#### WHAT IS REQUIRED:
Search the listing for "Informations" and copy every line where it appears.
═══ GIVEN INFORMATION ═══
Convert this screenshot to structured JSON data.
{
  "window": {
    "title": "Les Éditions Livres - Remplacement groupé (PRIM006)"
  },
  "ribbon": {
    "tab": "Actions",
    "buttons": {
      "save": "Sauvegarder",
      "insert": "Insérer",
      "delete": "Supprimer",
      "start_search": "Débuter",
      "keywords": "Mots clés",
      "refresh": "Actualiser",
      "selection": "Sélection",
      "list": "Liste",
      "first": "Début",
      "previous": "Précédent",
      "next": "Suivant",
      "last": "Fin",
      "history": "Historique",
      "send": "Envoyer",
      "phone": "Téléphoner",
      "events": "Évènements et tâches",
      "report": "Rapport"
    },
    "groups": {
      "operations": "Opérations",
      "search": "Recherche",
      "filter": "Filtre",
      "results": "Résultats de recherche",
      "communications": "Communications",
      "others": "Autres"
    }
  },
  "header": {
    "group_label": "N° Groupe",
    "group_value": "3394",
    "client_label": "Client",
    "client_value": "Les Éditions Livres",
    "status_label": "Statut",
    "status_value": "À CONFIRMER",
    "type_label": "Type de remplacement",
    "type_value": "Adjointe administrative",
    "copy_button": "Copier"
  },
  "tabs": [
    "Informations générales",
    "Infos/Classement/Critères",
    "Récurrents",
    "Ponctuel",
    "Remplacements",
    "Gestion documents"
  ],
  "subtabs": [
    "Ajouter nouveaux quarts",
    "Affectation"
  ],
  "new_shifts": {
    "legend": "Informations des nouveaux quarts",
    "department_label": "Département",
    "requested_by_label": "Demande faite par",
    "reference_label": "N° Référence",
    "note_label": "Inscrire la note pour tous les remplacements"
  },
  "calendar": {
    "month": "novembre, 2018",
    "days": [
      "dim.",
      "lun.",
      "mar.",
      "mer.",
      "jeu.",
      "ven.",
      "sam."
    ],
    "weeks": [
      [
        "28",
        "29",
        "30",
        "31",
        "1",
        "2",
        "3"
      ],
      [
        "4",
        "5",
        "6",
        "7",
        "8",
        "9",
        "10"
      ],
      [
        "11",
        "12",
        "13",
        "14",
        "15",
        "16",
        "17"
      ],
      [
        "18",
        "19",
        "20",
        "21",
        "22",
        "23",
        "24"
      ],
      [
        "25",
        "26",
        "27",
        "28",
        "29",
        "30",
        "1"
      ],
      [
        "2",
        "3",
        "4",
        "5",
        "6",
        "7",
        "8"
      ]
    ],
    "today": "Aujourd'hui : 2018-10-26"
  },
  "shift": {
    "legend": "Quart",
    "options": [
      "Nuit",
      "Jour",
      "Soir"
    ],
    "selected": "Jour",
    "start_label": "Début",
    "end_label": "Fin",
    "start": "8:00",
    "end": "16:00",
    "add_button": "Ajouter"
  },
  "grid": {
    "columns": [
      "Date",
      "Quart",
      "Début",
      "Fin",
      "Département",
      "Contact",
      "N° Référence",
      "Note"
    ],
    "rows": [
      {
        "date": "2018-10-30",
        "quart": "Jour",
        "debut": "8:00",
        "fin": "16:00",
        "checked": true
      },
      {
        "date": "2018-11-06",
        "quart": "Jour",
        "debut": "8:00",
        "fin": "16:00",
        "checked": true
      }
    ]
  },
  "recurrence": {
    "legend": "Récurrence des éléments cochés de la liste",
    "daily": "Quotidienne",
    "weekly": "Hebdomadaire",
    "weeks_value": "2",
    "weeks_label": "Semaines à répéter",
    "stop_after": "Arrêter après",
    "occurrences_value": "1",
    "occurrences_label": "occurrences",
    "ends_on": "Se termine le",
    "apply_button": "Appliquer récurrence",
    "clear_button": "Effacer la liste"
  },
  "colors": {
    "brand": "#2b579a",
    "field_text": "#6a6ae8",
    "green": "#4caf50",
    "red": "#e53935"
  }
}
═══
#### FULL RESPONSE:
    "Informations générales",
    "legend": "Informations des nouveaux quarts",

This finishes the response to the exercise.